##### Supplied information

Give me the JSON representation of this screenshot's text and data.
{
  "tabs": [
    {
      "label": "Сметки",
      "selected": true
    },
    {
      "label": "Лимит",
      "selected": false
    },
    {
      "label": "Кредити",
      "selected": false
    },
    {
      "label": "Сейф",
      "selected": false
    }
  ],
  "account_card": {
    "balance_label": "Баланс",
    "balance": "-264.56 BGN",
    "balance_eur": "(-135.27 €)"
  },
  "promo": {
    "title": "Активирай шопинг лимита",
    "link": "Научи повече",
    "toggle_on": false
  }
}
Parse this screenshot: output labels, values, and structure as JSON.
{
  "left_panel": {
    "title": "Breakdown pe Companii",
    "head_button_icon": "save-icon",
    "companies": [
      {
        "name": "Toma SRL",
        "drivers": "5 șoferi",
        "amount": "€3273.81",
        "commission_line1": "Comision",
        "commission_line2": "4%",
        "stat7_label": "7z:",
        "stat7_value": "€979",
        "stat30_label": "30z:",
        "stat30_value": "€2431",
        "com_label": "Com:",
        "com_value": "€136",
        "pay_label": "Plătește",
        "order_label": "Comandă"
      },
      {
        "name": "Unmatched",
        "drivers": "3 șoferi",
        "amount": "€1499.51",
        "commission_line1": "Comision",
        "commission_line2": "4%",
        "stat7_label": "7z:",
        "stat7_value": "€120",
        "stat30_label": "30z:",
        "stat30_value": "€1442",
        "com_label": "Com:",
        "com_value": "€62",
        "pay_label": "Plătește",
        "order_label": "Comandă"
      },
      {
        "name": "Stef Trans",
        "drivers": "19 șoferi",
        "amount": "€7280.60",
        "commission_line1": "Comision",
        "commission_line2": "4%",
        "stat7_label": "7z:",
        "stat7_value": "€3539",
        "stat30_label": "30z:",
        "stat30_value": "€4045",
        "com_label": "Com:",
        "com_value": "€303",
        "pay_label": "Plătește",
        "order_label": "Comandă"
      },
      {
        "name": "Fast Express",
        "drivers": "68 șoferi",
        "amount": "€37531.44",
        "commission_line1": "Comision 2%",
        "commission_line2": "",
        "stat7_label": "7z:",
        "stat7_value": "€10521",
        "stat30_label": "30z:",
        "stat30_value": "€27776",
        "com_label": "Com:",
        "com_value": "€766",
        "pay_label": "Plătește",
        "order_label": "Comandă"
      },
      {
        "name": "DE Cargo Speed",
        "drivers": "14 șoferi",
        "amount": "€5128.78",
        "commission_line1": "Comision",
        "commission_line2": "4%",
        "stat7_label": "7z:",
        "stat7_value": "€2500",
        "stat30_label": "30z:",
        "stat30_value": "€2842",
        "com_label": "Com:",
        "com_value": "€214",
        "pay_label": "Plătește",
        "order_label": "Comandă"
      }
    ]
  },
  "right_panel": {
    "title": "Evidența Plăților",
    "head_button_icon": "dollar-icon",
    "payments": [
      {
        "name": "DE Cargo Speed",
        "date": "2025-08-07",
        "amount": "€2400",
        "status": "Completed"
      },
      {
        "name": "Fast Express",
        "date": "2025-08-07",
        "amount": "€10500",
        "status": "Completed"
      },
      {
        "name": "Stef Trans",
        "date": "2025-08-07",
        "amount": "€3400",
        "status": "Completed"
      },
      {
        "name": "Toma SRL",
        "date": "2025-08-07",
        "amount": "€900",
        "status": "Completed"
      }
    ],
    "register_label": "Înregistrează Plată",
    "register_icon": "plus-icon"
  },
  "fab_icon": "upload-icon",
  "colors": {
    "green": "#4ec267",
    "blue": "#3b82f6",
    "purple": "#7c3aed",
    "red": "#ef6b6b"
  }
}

##########

__Your instructions__:
Copy all of the data. Keep every word exactly as it is.

__Answer to this exercise__:
Give me the JSON representation of this screenshot's text and data.
{
  "tabs": [
    {
      "label": "Сметки",
      "selected": true
    },
    {
      "label": "Лимит",
      "selected": false
    },
    {
      "label": "Кредити",
      "selected": false
    },
    {
      "label": "Сейф",
      "selected": false
    }
  ],
  "account_card": {
    "balance_label": "Баланс",
    "balance": "-264.56 BGN",
    "balance_eur": "(-135.27 €)"
  },
  "promo": {
    "title": "Активирай шопинг лимита",
    "link": "Научи повече",
    "toggle_on": false
  }
}
Parse this screenshot: output labels, values, and structure as JSON.
{
  "left_panel": {
    "title": "Breakdown pe Companii",
    "head_button_icon": "save-icon",
    "companies": [
      {
        "name": "Toma SRL",
        "drivers": "5 șoferi",
        "amount": "€3273.81",
        "commission_line1": "Comision",
        "commission_line2": "4%",
        "stat7_label": "7z:",
        "stat7_value": "€979",
        "stat30_label": "30z:",
        "stat30_value": "€2431",
        "com_label": "Com:",
        "com_value": "€136",
        "pay_label": "Plătește",
        "order_label": "Comandă"
      },
      {
        "name": "Unmatched",
        "drivers": "3 șoferi",
        "amount": "€1499.51",
        "commission_line1": "Comision",
        "commission_line2": "4%",
        "stat7_label": "7z:",
        "stat7_value": "€120",
        "stat30_label": "30z:",
        "stat30_value": "€1442",
        "com_label": "Com:",
        "com_value": "€62",
        "pay_label": "Plătește",
        "order_label": "Comandă"
      },
      {
        "name": "Stef Trans",
        "drivers": "19 șoferi",
        "amount": "€7280.60",
        "commission_line1": "Comision",
        "commission_line2": "4%",
        "stat7_label": "7z:",
        "stat7_value": "€3539",
        "stat30_label": "30z:",
        "stat30_value": "€4045",
        "com_label": "Com:",
        "com_value": "€303",
        "pay_label": "Plătește",
        "order_label": "Comandă"
      },
      {
        "name": "Fast Express",
        "drivers": "68 șoferi",
        "amount": "€37531.44",
        "commission_line1": "Comision 2%",
        "commission_line2": "",
        "stat7_label": "7z:",
        "stat7_value": "€10521",
        "stat30_label": "30z:",
        "stat30_value": "€27776",
        "com_label": "Com:",
        "com_value": "€766",
        "pay_label": "Plătește",
        "order_label": "Comandă"
      },
      {
        "name": "DE Cargo Speed",
        "drivers": "14 șoferi",
        "amount": "€5128.78",
        "commission_line1": "Comision",
        "commission_line2": "4%",
        "stat7_label": "7z:",
        "stat7_value": "€2500",
        "stat30_label": "30z:",
        "stat30_value": "€2842",
        "com_label": "Com:",
        "com_value": "€214",
        "pay_label": "Plătește",
        "order_label": "Comandă"
      }
    ]
  },
  "right_panel": {
    "title": "Evidența Plăților",
    "head_button_icon": "dollar-icon",
    "payments": [
      {
        "name": "DE Cargo Speed",
        "date": "2025-08-07",
        "amount": "€2400",
        "status": "Completed"
      },
      {
        "name": "Fast Express",
        "date": "2025-08-07",
        "amount": "€10500",
        "status": "Completed"
      },
      {
        "name": "Stef Trans",
        "date": "2025-08-07",
        "amount": "€3400",
        "status": "Completed"
      },
      {
        "name": "Toma SRL",
        "date": "2025-08-07",
        "amount": "€900",
        "status": "Completed"
      }
    ],
    "register_label": "Înregistrează Plată",
    "register_icon": "plus-icon"
  },
  "fab_icon": "upload-icon",
  "colors": {
    "green": "#4ec267",
    "blue": "#3b82f6",
    "purple": "#7c3aed",
    "red": "#ef6b6b"
  }
}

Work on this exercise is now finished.